▸ **INSTRUCTION**:
Everything from the line holding "Read all visible content and emit it as JSON." through the last line below must be repeated exactly, and nothing else.
---
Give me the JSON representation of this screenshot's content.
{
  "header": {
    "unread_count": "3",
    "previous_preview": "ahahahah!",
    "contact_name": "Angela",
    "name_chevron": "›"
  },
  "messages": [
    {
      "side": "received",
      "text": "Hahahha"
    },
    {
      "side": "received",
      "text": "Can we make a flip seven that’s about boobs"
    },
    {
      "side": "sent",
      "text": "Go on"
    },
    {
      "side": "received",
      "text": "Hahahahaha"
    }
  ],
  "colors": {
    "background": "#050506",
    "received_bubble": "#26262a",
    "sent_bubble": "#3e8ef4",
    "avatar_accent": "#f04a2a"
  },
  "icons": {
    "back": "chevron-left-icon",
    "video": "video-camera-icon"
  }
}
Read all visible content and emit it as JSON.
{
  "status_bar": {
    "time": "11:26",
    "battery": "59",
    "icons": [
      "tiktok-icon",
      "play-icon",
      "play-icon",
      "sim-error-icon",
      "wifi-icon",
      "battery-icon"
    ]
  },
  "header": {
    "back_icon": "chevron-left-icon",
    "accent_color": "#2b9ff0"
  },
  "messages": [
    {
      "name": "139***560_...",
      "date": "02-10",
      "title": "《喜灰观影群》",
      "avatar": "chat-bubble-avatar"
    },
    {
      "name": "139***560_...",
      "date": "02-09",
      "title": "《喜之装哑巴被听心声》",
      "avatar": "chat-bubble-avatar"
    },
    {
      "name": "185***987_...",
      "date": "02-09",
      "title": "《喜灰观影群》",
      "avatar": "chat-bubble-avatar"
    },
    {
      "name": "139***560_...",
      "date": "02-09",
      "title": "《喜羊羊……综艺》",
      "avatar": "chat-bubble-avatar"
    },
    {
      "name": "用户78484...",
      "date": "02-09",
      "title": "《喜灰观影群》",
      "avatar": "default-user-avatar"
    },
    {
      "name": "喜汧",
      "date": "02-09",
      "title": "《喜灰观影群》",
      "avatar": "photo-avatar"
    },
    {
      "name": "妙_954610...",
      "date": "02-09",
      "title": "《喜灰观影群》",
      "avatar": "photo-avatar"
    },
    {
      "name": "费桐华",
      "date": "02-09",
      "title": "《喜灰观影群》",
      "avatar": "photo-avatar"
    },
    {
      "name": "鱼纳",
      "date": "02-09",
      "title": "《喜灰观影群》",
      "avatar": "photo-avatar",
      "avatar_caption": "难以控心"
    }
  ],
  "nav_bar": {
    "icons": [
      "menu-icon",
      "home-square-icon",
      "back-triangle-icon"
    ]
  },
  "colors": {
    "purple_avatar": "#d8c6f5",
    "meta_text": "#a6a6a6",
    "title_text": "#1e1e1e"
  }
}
---
▸ **OUTPUT**:
Read all visible content and emit it as JSON.
{
  "status_bar": {
    "time": "11:26",
    "battery": "59",
    "icons": [
      "tiktok-icon",
      "play-icon",
      "play-icon",
      "sim-error-icon",
      "wifi-icon",
      "battery-icon"
    ]
  },
  "header": {
    "back_icon": "chevron-left-icon",
    "accent_color": "#2b9ff0"
  },
  "messages": [
    {
      "name": "139***560_...",
      "date": "02-10",
      "title": "《喜灰观影群》",
      "avatar": "chat-bubble-avatar"
    },
    {
      "name": "139***560_...",
      "date": "02-09",
      "title": "《喜之装哑巴被听心声》",
      "avatar": "chat-bubble-avatar"
    },
    {
      "name": "185***987_...",
      "date": "02-09",
      "title": "《喜灰观影群》",
      "avatar": "chat-bubble-avatar"
    },
    {
      "name": "139***560_...",
      "date": "02-09",
      "title": "《喜羊羊……综艺》",
      "avatar": "chat-bubble-avatar"
    },
    {
      "name": "用户78484...",
      "date": "02-09",
      "title": "《喜灰观影群》",
      "avatar": "default-user-avatar"
    },
    {
      "name": "喜汧",
      "date": "02-09",
      "title": "《喜灰观影群》",
      "avatar": "photo-avatar"
    },
    {
      "name": "妙_954610...",
      "date": "02-09",
      "title": "《喜灰观影群》",
      "avatar": "photo-avatar"
    },
    {
      "name": "费桐华",
      "date": "02-09",
      "title": "《喜灰观影群》",
      "avatar": "photo-avatar"
    },
    {
      "name": "鱼纳",
      "date": "02-09",
      "title": "《喜灰观影群》",
      "avatar": "photo-avatar",
      "avatar_caption": "难以控心"
    }
  ],
  "nav_bar": {
    "icons": [
      "menu-icon",
      "home-square-icon",
      "back-triangle-icon"
    ]
  },
  "colors": {
    "purple_avatar": "#d8c6f5",
    "meta_text": "#a6a6a6",
    "title_text": "#1e1e1e"
  }
}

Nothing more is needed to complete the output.